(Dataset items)
◆ ◆ ◆ ◆ ◆
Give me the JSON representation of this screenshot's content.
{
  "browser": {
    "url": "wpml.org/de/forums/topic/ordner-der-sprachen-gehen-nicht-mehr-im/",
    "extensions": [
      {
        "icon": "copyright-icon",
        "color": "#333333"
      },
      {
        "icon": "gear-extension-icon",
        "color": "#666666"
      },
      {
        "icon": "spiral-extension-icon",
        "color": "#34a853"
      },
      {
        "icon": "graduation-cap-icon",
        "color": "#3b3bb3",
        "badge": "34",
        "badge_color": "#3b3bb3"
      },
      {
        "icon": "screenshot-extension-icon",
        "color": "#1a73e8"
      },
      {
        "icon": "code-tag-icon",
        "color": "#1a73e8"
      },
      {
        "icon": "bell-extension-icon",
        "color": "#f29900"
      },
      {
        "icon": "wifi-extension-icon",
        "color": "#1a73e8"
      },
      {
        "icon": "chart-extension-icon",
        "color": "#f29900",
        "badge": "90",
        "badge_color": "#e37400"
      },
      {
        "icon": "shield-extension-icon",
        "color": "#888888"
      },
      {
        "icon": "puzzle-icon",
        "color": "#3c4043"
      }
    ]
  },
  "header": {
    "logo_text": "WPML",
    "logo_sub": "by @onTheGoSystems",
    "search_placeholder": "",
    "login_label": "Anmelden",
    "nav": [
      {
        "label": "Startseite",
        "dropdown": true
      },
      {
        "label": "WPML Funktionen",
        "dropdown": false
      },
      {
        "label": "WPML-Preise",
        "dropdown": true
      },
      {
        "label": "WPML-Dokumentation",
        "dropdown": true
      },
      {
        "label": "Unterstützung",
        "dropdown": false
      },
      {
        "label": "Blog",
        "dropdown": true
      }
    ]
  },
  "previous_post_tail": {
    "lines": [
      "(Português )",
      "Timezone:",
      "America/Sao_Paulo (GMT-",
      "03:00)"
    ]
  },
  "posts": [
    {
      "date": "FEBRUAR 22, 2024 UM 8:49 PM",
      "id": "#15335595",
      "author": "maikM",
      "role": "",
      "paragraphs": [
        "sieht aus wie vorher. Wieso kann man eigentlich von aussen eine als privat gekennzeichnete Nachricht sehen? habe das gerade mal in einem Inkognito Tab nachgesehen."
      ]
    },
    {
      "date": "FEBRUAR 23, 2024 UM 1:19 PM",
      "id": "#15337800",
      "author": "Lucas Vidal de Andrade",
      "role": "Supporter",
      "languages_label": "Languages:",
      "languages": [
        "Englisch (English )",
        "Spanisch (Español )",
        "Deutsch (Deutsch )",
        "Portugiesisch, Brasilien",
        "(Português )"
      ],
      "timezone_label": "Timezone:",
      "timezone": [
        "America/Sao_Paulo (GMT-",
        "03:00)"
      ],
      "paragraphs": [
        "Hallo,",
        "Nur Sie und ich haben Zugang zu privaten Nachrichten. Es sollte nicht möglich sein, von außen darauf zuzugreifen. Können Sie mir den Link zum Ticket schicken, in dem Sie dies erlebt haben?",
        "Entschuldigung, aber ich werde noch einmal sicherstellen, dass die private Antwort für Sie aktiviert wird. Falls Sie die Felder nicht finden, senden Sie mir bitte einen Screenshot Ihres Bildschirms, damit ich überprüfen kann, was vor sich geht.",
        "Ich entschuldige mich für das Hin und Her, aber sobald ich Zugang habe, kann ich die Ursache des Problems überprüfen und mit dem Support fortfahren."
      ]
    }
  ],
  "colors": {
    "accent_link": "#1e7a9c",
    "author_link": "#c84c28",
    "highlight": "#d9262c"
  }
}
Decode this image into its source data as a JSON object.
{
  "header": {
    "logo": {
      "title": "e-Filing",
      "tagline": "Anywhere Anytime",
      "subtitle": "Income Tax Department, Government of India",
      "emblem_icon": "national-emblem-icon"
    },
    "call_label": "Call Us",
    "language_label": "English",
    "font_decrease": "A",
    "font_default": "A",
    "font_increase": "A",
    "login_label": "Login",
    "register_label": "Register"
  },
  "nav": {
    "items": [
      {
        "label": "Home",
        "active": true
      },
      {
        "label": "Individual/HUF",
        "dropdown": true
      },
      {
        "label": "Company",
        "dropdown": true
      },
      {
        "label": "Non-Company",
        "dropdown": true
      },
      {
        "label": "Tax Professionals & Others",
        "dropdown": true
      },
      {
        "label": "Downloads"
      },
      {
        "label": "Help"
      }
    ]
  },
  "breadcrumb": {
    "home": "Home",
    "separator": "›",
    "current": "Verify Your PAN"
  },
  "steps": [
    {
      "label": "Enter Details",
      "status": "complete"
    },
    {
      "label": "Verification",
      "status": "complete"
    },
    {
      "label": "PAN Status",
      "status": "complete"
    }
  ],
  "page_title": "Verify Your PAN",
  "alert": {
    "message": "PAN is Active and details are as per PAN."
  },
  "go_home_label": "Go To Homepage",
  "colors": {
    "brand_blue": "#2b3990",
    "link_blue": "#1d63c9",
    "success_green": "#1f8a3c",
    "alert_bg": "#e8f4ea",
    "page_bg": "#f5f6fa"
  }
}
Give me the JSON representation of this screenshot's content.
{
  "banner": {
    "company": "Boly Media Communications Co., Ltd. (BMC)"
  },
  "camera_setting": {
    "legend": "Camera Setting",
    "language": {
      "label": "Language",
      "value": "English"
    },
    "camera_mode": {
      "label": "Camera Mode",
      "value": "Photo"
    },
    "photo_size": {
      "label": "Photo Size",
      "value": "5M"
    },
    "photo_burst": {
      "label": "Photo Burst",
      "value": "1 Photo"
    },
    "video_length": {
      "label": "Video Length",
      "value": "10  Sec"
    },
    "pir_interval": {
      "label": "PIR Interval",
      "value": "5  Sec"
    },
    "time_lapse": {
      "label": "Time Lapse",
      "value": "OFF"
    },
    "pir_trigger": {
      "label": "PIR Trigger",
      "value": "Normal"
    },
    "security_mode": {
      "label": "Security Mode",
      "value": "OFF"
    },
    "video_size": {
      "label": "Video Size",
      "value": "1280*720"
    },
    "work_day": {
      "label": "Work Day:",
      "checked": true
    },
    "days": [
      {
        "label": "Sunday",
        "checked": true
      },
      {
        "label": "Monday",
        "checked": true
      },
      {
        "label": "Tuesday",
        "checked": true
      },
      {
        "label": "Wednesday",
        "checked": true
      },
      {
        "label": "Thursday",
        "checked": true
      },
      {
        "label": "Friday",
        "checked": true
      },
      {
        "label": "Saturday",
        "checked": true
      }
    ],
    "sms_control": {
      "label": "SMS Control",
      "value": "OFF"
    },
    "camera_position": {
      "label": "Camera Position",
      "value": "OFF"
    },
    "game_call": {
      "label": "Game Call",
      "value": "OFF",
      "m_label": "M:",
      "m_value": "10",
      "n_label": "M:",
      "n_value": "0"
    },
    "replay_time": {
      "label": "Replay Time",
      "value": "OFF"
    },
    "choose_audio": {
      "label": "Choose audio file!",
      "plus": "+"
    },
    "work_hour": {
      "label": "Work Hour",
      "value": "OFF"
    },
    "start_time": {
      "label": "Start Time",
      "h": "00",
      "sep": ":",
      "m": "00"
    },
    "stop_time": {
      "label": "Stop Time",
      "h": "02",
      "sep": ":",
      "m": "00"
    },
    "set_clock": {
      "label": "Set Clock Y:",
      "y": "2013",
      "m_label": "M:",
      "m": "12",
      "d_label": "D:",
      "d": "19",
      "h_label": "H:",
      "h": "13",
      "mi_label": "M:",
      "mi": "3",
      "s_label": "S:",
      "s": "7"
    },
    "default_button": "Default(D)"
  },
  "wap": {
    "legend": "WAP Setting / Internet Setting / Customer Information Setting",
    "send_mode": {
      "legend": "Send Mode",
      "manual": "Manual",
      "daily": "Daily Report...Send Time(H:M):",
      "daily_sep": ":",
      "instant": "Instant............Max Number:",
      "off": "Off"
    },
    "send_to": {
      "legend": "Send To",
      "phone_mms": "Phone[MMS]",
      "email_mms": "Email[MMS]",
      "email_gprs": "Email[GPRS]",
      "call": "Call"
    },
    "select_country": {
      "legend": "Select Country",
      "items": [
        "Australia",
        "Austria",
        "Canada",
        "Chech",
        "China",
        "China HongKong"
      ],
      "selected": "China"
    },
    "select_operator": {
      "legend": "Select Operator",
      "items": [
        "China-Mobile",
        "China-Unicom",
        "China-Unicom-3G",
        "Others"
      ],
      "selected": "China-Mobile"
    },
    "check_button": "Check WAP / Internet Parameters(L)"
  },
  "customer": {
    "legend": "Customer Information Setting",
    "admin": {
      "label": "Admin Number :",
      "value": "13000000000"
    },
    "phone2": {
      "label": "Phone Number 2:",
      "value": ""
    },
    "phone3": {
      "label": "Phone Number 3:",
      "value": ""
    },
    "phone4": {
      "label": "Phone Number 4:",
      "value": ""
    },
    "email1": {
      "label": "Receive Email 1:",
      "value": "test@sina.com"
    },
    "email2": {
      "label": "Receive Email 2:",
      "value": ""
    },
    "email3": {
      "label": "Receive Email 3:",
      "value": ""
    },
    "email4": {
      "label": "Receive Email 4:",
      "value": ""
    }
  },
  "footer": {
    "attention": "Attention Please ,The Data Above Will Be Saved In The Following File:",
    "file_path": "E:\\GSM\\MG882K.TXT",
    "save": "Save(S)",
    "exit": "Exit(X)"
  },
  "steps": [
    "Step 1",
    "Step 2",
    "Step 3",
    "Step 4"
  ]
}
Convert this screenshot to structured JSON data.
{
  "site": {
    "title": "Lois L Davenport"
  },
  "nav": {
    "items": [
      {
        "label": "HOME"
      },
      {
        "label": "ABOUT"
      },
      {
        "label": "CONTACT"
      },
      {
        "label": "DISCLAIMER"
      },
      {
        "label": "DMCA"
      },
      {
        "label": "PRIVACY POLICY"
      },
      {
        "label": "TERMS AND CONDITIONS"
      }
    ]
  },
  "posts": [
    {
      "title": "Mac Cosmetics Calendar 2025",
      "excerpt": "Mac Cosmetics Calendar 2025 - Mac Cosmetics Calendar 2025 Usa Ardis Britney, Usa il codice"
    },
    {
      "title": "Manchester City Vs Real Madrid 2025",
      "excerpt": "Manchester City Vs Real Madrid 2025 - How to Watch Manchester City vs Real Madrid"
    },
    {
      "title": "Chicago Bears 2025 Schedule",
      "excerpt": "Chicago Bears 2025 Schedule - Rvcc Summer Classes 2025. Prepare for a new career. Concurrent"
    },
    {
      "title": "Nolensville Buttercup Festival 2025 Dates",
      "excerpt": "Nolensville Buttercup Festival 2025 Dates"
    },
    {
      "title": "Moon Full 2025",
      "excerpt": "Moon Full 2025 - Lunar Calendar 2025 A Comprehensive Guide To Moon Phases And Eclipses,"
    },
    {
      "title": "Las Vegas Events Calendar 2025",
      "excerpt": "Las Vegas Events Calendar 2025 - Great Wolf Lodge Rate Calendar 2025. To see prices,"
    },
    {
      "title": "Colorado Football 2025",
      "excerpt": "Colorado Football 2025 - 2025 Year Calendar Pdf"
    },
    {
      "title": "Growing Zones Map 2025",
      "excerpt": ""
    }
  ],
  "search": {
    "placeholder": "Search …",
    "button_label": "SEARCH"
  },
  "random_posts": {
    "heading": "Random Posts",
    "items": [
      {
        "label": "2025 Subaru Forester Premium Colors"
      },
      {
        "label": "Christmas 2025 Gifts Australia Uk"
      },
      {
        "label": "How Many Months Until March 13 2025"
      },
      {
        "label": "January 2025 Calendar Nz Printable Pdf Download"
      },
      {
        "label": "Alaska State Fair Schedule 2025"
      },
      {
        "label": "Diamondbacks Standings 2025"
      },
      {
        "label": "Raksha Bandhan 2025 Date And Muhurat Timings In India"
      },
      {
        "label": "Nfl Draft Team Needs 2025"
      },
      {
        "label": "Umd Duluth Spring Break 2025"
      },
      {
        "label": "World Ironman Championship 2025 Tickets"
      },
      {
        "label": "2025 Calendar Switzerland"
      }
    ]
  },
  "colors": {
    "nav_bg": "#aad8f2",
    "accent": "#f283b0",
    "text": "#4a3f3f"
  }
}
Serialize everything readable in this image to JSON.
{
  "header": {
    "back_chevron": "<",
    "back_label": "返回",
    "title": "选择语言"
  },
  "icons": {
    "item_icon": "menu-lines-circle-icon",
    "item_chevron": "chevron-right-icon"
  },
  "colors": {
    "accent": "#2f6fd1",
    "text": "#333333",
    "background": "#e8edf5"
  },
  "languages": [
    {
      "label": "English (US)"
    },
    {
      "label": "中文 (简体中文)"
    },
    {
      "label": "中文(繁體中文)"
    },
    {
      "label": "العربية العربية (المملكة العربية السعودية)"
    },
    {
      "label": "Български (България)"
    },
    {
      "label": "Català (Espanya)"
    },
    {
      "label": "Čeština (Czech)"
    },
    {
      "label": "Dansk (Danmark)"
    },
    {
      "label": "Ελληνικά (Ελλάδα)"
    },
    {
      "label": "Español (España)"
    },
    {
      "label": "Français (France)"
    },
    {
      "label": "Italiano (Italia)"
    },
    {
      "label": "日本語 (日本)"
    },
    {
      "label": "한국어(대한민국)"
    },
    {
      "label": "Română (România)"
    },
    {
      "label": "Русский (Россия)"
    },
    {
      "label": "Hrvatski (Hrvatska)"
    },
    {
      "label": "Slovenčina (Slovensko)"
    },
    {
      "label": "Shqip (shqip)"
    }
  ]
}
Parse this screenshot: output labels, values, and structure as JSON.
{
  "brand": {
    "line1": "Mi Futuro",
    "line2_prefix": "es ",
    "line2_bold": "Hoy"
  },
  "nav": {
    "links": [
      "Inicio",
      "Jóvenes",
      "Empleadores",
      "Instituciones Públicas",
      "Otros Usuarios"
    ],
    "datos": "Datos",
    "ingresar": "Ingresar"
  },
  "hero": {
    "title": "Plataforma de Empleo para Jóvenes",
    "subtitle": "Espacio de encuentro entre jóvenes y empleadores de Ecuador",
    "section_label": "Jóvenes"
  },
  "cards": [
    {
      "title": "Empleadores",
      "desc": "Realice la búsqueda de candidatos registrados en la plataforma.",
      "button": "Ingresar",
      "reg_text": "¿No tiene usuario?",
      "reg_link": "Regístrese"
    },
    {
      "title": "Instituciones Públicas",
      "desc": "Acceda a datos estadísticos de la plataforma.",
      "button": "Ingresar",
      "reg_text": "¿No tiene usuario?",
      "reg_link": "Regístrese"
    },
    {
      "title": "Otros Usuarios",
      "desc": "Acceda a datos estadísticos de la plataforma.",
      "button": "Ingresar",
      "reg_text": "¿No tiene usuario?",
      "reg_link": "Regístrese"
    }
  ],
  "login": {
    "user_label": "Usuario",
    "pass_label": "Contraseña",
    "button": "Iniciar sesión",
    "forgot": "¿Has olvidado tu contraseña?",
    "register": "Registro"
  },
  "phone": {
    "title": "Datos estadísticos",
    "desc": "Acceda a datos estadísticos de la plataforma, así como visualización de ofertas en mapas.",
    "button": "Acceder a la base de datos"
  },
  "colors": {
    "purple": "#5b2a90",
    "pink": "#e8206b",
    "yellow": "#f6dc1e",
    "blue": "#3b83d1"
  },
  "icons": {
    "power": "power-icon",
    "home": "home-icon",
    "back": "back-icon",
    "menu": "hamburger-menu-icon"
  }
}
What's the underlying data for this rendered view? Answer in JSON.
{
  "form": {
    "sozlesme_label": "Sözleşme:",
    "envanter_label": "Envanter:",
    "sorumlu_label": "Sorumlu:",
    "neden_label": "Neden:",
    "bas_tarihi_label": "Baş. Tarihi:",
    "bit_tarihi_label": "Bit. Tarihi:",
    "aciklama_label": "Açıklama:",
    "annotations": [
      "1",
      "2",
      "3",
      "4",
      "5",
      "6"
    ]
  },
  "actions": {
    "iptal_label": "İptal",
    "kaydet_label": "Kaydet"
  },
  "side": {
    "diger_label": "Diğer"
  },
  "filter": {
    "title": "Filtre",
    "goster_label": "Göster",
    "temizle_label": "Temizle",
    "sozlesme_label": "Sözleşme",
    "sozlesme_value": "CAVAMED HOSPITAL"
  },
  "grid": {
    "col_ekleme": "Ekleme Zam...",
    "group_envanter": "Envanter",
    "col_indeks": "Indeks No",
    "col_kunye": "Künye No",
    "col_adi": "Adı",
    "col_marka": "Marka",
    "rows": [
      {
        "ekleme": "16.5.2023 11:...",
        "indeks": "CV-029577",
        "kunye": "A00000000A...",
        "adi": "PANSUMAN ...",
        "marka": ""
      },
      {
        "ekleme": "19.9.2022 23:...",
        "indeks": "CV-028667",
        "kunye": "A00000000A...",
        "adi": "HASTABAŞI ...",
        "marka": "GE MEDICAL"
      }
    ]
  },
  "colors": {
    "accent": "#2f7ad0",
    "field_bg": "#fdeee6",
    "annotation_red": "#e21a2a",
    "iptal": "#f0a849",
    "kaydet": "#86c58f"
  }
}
◆ ◆ ◆ ◆ ◆
● Request
List every line above that contains the word "Públicas".

● Problem solution
      "Instituciones Públicas",
      "title": "Instituciones Públicas",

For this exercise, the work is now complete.